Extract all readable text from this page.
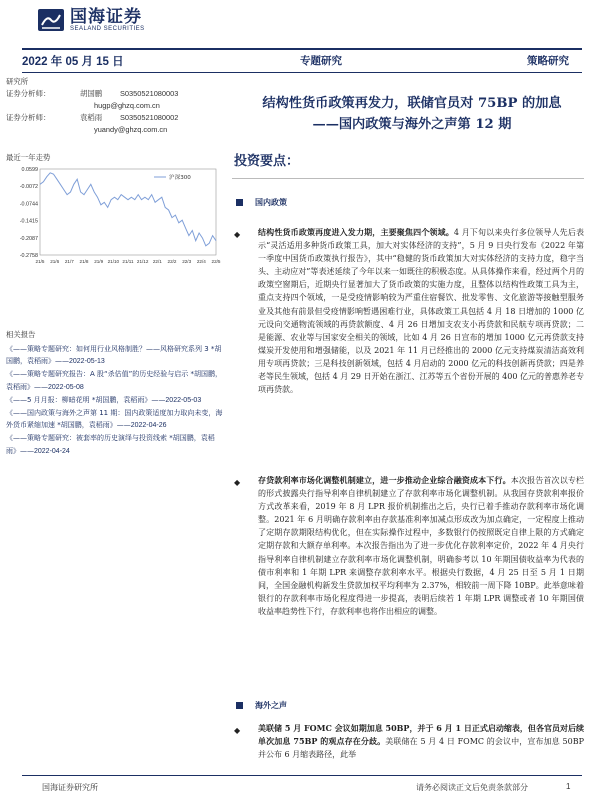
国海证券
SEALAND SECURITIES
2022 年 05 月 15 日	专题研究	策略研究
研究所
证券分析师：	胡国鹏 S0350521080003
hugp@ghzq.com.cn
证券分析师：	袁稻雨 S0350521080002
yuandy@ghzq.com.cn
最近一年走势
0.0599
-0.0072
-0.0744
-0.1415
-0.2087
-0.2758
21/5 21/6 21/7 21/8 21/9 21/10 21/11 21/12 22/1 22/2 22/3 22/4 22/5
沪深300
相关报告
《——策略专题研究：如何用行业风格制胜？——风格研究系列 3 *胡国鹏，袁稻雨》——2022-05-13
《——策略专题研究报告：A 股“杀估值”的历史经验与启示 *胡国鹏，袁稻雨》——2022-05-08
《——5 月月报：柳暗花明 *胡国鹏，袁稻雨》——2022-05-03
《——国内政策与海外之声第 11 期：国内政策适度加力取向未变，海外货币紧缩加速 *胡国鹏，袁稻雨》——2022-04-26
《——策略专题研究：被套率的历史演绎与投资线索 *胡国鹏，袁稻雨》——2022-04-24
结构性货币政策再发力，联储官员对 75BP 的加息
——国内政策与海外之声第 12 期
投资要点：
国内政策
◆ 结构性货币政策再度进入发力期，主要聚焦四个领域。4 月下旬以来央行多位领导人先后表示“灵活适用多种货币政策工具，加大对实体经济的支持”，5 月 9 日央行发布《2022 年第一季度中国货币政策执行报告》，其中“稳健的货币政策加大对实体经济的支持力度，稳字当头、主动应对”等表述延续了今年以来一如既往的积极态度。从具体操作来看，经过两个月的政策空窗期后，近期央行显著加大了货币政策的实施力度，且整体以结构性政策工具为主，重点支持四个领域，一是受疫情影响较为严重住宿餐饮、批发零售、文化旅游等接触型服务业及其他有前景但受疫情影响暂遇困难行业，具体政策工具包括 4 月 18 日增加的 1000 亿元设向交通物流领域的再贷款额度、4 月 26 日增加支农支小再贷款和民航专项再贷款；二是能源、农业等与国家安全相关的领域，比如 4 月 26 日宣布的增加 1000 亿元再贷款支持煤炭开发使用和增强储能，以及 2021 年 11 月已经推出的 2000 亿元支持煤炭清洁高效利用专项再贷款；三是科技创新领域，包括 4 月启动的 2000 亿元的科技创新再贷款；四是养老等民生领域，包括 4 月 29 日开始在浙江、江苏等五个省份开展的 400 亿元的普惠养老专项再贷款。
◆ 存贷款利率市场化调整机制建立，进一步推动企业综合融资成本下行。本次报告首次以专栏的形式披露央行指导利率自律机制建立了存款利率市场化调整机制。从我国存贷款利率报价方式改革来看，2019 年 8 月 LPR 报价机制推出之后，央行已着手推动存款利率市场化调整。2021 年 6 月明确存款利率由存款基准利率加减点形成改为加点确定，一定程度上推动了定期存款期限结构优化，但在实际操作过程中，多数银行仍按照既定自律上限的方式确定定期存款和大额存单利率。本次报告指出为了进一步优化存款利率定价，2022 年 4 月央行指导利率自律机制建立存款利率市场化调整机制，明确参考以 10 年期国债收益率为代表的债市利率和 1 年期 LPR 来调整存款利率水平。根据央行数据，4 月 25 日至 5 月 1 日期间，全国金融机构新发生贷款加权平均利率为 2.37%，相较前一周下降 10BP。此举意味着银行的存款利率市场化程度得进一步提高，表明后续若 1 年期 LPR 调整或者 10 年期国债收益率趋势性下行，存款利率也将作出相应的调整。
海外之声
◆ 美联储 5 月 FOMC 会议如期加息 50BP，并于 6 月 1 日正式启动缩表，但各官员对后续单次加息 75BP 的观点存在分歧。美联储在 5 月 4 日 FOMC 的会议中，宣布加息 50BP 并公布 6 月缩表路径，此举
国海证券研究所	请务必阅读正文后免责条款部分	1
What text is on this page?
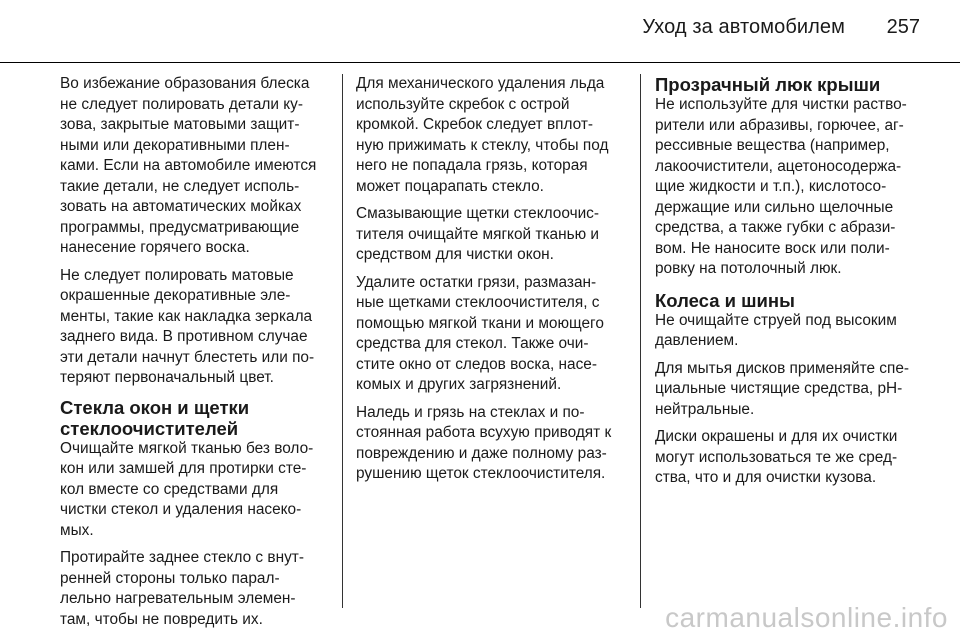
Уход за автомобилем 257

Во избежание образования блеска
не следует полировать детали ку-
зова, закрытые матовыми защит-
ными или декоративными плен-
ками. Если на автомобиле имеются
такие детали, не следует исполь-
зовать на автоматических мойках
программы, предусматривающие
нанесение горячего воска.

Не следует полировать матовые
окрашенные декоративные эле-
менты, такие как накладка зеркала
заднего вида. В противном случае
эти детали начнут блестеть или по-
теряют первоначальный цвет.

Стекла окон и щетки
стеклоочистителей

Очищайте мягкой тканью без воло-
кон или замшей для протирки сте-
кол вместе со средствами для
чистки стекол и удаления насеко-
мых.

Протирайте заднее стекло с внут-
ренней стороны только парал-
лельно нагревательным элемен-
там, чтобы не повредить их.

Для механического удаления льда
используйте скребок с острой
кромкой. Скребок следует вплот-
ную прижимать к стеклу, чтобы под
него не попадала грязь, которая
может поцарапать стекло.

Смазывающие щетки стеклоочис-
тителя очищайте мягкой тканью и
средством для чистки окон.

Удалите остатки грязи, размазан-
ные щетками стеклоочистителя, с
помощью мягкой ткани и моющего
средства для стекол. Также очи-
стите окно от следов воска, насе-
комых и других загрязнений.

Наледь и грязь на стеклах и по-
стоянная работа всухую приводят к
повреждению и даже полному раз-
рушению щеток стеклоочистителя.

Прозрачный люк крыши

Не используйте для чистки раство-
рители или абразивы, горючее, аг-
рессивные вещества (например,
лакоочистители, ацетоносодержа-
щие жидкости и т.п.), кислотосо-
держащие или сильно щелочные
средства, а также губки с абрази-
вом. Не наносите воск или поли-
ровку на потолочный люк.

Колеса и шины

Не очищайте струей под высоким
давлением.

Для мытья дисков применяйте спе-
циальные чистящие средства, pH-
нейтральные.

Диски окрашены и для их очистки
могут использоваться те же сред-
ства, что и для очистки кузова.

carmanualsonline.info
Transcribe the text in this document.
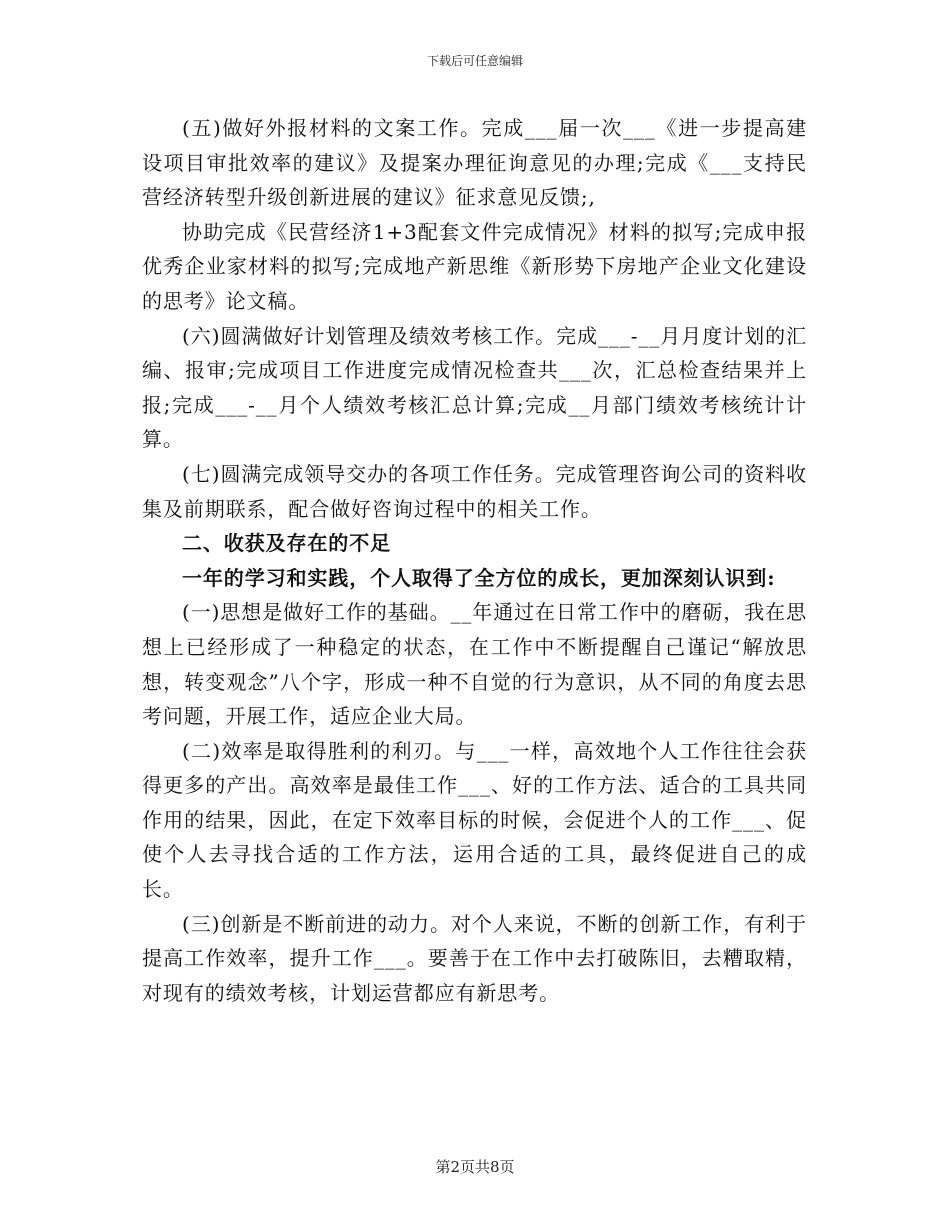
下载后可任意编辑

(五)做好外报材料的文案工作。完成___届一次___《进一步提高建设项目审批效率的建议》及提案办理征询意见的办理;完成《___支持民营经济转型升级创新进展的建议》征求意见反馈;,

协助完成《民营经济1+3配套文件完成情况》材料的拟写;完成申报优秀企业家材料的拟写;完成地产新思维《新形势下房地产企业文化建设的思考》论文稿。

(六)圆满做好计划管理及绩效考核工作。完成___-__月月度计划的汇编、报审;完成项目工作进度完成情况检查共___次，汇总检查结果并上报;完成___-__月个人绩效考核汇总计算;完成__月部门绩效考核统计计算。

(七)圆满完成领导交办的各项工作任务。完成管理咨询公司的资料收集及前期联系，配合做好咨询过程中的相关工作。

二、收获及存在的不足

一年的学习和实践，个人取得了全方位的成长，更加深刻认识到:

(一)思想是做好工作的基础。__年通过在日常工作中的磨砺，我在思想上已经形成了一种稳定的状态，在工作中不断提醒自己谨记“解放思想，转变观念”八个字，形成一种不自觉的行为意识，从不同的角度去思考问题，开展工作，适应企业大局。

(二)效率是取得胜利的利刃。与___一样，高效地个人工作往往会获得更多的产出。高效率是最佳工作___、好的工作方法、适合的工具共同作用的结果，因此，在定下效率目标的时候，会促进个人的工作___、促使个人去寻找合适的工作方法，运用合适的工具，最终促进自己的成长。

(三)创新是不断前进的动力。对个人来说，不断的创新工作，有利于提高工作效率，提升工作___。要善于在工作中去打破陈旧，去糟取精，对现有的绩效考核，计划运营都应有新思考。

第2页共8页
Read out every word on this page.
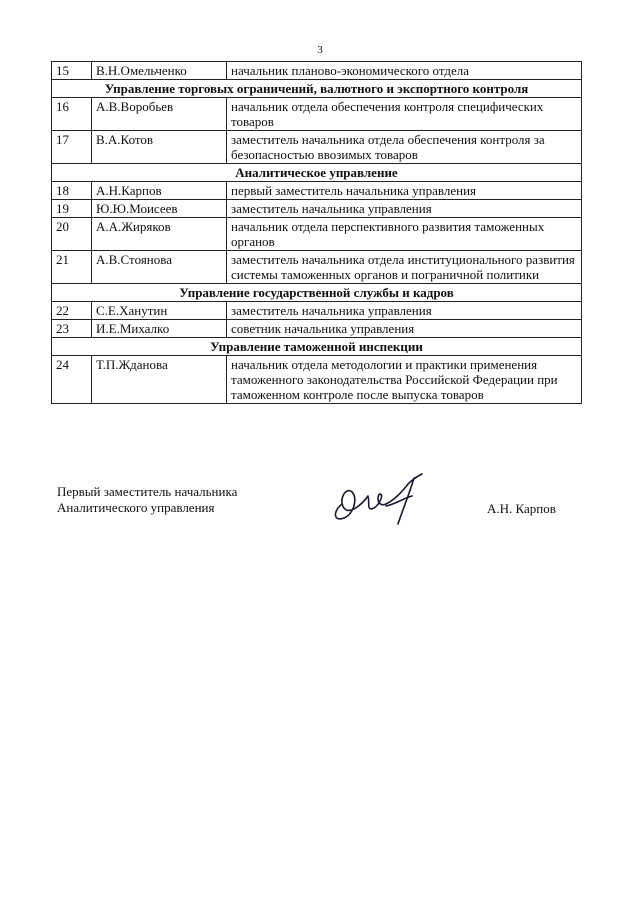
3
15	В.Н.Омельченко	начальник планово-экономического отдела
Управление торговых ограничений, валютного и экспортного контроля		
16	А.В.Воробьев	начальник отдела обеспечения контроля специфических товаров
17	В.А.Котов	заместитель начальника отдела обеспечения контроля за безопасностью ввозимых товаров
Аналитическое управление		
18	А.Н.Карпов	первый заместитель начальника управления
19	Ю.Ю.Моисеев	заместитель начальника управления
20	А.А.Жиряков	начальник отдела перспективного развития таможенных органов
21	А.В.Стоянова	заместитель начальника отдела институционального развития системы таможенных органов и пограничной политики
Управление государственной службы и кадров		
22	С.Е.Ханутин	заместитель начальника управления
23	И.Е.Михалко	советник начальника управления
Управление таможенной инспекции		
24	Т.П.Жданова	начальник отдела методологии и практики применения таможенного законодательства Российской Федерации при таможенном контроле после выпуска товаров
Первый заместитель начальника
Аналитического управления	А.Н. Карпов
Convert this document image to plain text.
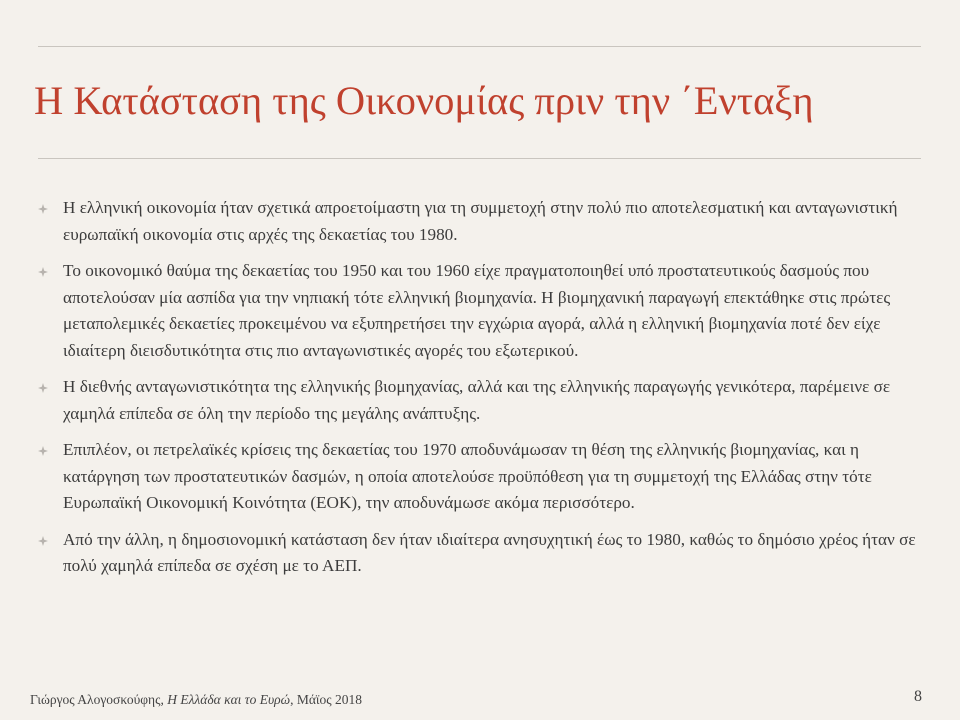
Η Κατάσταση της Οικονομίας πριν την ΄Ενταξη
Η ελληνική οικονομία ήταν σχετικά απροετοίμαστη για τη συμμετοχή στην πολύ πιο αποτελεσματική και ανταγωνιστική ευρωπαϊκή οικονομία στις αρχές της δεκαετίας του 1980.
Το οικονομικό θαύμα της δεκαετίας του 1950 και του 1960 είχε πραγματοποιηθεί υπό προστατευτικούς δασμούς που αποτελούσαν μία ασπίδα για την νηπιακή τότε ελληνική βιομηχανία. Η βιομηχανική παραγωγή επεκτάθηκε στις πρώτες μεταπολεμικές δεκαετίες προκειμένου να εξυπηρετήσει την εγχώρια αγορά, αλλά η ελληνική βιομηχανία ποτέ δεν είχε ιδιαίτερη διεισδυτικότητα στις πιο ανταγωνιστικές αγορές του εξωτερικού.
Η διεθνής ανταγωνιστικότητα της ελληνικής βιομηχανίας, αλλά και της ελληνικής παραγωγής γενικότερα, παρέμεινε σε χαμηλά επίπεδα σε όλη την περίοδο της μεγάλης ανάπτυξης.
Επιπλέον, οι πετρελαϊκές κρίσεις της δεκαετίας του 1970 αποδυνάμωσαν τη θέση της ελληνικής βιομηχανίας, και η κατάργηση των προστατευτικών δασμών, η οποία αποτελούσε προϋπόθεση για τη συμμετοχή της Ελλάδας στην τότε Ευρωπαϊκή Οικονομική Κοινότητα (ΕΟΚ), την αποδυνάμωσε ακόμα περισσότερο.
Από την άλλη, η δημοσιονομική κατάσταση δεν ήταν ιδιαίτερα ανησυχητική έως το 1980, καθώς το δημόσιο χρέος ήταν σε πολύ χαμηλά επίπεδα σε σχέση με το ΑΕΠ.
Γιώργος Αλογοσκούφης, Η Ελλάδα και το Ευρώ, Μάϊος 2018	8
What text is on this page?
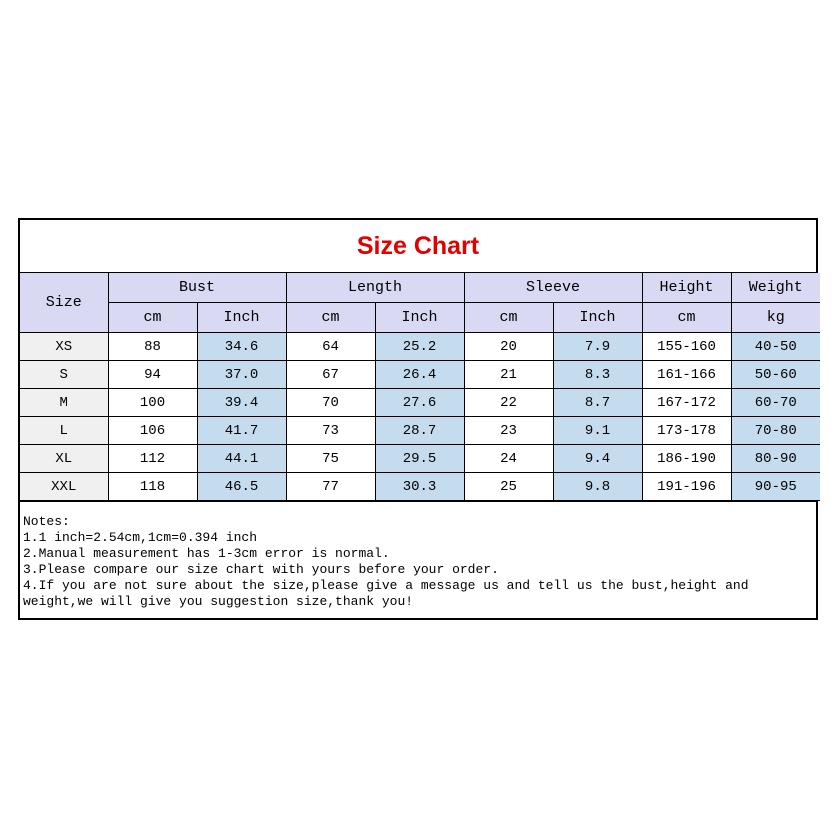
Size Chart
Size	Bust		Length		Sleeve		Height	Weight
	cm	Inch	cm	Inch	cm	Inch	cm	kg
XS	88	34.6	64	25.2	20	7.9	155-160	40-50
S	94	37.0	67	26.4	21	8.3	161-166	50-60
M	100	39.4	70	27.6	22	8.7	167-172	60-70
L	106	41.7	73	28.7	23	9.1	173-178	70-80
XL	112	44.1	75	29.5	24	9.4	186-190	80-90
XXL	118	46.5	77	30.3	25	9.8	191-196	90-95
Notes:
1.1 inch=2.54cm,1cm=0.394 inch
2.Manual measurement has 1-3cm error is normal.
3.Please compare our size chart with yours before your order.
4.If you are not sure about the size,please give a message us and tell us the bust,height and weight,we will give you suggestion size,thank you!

────────────────

YOUR TASK: Which lines include "органов"? Copy each of them out.

OUTPUT FOR THIS EXERCISE:
20	А.А.Жиряков	начальник отдела перспективного развития таможенных органов
21	А.В.Стоянова	заместитель начальника отдела институционального развития системы таможенных органов и пограничной политики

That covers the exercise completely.